=== Provided data ===

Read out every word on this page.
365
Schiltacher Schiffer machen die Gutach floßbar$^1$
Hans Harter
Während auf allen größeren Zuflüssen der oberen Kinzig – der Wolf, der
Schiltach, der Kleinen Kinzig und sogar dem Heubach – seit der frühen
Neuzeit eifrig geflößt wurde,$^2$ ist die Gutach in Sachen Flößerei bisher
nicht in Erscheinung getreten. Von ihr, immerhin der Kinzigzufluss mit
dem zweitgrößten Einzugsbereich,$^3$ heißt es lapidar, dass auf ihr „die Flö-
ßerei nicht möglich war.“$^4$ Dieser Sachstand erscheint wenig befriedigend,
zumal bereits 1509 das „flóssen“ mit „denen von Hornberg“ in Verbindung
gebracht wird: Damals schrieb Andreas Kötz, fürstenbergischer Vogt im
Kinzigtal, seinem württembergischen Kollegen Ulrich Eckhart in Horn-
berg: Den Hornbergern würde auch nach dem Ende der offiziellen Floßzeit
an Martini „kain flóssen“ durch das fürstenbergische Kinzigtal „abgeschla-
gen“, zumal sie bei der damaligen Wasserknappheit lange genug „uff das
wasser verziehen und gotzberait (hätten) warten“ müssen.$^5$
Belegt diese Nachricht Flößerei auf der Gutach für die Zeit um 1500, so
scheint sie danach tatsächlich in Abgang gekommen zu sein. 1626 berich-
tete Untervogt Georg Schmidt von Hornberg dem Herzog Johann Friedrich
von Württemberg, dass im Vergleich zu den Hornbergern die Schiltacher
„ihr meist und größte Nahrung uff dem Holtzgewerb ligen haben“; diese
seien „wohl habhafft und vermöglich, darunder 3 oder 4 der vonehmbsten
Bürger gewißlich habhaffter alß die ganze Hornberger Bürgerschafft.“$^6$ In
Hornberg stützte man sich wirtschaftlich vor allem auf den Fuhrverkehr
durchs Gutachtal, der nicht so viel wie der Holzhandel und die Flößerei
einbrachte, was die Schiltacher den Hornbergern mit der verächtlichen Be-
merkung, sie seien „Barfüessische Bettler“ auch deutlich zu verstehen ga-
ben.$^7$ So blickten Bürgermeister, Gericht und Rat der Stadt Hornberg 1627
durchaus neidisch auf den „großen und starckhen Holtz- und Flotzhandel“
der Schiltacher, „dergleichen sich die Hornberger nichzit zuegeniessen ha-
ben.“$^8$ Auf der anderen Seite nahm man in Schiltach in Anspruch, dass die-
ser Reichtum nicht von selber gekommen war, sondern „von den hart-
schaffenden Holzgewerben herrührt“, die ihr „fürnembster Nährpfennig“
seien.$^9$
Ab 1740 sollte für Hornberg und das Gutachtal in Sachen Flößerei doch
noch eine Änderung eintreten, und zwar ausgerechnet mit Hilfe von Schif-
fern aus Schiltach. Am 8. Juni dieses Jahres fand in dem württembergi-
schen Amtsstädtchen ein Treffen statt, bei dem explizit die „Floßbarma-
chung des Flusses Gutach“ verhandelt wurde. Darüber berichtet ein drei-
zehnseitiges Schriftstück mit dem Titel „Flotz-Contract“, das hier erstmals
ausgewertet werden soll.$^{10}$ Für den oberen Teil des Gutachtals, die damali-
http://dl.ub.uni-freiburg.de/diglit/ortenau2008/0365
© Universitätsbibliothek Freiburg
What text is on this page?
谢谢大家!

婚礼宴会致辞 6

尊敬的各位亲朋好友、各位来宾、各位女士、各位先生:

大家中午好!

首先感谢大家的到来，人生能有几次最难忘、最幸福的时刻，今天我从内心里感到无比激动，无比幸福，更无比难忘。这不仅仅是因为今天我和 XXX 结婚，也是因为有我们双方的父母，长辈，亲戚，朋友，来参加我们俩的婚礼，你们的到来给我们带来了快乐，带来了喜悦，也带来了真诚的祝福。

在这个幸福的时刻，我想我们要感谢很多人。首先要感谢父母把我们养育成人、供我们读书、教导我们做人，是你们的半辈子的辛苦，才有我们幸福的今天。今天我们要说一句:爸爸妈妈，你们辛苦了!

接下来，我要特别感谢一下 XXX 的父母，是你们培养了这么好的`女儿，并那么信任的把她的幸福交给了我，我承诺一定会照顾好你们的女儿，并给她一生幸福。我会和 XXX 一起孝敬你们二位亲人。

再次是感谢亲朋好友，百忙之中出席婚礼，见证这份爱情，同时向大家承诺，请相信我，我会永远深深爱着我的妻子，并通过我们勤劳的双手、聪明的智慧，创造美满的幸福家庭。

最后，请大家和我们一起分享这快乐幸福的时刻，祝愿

===

> **What to do**
For the entries above, count the lines that contain the string "Schiltacher", and state that number without further comment.

> **Expected answer**
4